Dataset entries
◇ ◇ ◇ ◇ ◇

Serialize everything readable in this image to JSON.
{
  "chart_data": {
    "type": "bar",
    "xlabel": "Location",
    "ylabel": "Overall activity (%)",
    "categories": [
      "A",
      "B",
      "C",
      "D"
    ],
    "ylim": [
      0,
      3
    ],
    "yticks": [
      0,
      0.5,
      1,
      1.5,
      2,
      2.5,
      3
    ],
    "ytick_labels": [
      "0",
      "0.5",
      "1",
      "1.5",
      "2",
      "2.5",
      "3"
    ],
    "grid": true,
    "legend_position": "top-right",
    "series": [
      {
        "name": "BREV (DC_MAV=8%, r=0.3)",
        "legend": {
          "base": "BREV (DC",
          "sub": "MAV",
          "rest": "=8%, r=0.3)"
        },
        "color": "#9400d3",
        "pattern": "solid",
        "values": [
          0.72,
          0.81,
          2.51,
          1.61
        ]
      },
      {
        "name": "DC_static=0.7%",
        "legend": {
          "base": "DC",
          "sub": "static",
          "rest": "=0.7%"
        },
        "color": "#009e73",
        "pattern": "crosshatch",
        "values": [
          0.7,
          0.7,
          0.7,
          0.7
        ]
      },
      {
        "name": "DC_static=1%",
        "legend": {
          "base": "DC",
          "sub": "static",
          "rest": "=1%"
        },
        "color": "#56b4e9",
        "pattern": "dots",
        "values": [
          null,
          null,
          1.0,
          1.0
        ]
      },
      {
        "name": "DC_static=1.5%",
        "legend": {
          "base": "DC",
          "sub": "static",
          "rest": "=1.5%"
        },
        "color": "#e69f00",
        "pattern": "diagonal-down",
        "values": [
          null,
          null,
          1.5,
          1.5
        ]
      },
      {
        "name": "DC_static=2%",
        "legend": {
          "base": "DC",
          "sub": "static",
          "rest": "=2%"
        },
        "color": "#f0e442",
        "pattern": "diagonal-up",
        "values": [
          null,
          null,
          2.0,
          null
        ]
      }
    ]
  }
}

◇ ◇ ◇ ◇ ◇

→ **Task brief**
Show the lines from the data above that contain the string "name".

→ **Answer below**
        "name": "BREV (DC_MAV=8%, r=0.3)",
        "name": "DC_static=0.7%",
        "name": "DC_static=1%",
        "name": "DC_static=1.5%",
        "name": "DC_static=2%",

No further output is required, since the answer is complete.